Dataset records

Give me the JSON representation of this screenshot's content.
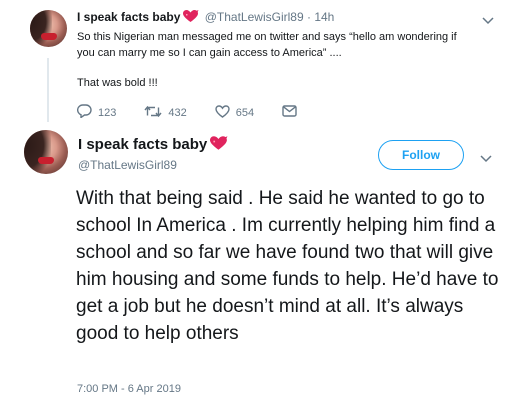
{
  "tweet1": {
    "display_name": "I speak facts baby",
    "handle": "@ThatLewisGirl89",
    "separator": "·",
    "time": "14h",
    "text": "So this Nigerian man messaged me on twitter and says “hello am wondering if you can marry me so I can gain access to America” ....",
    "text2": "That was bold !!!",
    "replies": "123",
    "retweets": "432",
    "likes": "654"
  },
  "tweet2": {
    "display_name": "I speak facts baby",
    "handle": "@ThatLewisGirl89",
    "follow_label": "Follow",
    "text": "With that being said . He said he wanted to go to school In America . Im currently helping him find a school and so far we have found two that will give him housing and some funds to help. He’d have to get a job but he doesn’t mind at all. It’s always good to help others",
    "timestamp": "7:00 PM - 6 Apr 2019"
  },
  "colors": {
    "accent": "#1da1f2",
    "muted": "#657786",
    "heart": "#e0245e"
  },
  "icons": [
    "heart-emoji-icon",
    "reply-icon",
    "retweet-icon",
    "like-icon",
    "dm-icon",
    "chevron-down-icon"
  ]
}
...
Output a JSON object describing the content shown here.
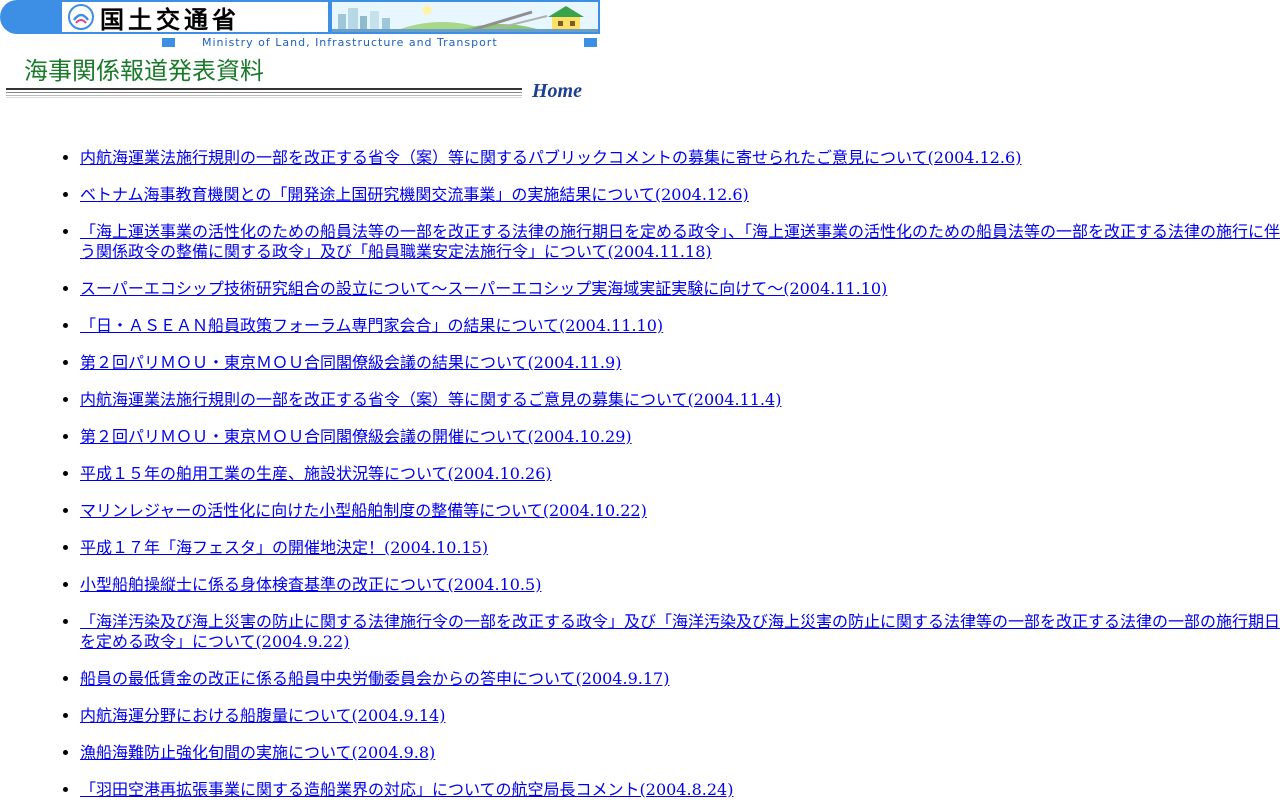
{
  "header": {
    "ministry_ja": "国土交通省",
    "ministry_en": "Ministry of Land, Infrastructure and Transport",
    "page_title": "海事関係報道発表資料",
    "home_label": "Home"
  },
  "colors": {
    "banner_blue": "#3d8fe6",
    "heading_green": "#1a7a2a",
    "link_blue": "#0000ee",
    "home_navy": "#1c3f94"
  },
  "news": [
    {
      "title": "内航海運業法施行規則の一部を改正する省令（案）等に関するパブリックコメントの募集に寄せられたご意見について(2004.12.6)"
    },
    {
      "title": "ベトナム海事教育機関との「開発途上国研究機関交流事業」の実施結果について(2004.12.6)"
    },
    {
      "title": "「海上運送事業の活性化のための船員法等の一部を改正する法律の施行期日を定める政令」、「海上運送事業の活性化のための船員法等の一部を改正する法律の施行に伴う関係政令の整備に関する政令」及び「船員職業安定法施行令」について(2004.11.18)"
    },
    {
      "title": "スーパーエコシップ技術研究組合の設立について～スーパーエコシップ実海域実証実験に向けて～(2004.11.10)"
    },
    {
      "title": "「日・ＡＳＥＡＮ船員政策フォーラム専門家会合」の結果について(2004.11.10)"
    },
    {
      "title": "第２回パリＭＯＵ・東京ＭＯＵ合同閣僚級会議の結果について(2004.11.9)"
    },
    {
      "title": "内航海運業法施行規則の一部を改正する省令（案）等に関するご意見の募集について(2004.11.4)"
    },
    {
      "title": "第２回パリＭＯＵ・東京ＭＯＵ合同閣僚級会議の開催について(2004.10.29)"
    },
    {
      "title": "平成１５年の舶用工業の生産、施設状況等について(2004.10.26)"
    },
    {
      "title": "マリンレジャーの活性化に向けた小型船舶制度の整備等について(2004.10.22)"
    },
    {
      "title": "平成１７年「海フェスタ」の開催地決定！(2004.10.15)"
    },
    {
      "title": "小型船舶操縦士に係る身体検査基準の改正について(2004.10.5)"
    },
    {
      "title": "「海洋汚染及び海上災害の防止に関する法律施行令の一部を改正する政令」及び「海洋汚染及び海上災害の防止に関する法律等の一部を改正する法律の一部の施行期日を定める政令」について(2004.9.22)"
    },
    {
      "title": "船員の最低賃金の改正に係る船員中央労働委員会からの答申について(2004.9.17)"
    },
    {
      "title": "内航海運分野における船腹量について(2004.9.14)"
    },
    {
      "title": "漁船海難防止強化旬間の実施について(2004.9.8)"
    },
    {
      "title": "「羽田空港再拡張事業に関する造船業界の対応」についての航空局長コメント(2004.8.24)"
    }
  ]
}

- _What you are asked to do_: Say how many lines of the data include the word "内航海運業法施行規則の一部を改正する省令". Nothing other than the number should be given.

- _Solution_: 2